Exercise aim.
In the listing below, count the lines with "name" and report only the figure.

::: Record excerpts

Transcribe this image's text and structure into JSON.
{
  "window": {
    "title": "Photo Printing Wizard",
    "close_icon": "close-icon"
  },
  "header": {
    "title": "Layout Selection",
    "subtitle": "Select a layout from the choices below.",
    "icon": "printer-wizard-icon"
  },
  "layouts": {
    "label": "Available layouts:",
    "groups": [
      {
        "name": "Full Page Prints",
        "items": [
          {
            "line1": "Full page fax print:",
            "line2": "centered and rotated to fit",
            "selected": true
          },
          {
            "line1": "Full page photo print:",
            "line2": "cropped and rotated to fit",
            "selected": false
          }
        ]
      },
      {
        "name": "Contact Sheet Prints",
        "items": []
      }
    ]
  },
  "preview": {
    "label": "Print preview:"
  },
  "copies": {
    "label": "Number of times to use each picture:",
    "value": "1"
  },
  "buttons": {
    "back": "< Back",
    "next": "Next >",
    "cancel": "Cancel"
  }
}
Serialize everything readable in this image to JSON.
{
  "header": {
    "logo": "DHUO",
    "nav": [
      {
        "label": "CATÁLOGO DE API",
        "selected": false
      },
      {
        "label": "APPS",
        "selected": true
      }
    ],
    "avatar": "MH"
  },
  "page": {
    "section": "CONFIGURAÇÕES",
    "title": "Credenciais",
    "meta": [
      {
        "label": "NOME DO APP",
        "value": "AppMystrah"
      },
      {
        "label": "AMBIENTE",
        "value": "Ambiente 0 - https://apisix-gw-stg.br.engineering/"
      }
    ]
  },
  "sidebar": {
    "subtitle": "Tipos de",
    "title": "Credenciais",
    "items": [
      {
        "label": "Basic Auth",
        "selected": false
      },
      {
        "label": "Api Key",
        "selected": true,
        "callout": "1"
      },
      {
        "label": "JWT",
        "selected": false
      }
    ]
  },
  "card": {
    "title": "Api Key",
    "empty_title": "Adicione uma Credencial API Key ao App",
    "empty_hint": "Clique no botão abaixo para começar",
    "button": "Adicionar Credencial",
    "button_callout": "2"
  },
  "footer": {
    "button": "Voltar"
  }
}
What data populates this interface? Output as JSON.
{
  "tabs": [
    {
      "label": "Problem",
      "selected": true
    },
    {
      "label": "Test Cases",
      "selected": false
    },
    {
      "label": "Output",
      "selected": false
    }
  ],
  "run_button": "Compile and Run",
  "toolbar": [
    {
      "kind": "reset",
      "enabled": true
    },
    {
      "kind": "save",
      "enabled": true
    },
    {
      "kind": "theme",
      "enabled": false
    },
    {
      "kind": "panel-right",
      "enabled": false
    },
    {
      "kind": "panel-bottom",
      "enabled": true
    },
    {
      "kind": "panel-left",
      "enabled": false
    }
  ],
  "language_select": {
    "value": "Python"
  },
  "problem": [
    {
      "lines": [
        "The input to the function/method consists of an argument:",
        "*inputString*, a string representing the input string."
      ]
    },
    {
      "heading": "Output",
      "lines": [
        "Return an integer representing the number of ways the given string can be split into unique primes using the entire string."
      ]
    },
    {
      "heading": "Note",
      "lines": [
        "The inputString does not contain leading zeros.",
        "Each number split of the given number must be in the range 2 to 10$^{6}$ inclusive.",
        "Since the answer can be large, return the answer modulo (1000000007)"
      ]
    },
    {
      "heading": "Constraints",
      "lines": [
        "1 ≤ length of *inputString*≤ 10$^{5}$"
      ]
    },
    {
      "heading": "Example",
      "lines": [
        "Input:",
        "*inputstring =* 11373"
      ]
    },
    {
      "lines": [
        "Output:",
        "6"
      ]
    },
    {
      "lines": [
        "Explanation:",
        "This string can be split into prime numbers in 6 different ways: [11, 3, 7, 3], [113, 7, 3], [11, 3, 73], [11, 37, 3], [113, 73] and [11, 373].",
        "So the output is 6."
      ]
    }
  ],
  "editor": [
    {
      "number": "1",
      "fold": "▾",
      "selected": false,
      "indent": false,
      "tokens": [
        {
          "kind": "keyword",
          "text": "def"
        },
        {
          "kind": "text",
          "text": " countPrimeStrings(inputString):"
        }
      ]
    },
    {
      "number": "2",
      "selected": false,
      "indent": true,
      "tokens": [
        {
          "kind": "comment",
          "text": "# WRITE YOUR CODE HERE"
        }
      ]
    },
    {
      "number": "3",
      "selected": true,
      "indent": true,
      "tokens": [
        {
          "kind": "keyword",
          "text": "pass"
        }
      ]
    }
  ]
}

::::::

Answer to the task.
2